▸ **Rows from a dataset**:
# # # #
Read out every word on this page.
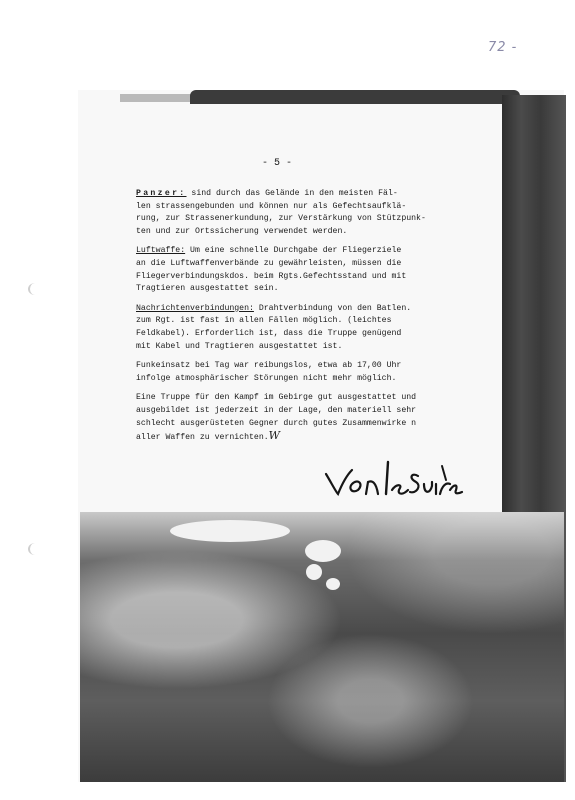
72 -
- 5 -
Panzer: sind durch das Gelände in den meisten Fäl-
len strassengebunden und können nur als Gefechtsaufklä-
rung, zur Strassenerkundung, zur Verstärkung von Stützpunk-
ten und zur Ortssicherung verwendet werden.
Luftwaffe: Um eine schnelle Durchgabe der Fliegerziele
an die Luftwaffenverbände zu gewährleisten, müssen die
Fliegerverbindungskdos. beim Rgts.Gefechtsstand und mit
Tragtieren ausgestattet sein.
Nachrichtenverbindungen: Drahtverbindung von den Batlen.
zum Rgt. ist fast in allen Fällen möglich. (leichtes
Feldkabel). Erforderlich ist, dass die Truppe genügend
mit Kabel und Tragtieren ausgestattet ist.
Funkeinsatz bei Tag war reibungslos, etwa ab 17,00 Uhr
infolge atmosphärischer Störungen nicht mehr möglich.
Eine Truppe für den Kampf im Gebirge gut ausgestattet und
ausgebildet ist jederzeit in der Lage, den materiell sehr
schlecht ausgerüsteten Gegner durch gutes Zusammenwirke n
aller Waffen zu vernichten.W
# # # #
▸ **Work to be completed**: Copy out the entries verbatim and leave the images out.

▸ **Exercise response**:
Read out every word on this page.
72 -
- 5 -
Panzer: sind durch das Gelände in den meisten Fäl-
len strassengebunden und können nur als Gefechtsaufklä-
rung, zur Strassenerkundung, zur Verstärkung von Stützpunk-
ten und zur Ortssicherung verwendet werden.
Luftwaffe: Um eine schnelle Durchgabe der Fliegerziele
an die Luftwaffenverbände zu gewährleisten, müssen die
Fliegerverbindungskdos. beim Rgts.Gefechtsstand und mit
Tragtieren ausgestattet sein.
Nachrichtenverbindungen: Drahtverbindung von den Batlen.
zum Rgt. ist fast in allen Fällen möglich. (leichtes
Feldkabel). Erforderlich ist, dass die Truppe genügend
mit Kabel und Tragtieren ausgestattet ist.
Funkeinsatz bei Tag war reibungslos, etwa ab 17,00 Uhr
infolge atmosphärischer Störungen nicht mehr möglich.
Eine Truppe für den Kampf im Gebirge gut ausgestattet und
ausgebildet ist jederzeit in der Lage, den materiell sehr
schlecht ausgerüsteten Gegner durch gutes Zusammenwirke n
aller Waffen zu vernichten.W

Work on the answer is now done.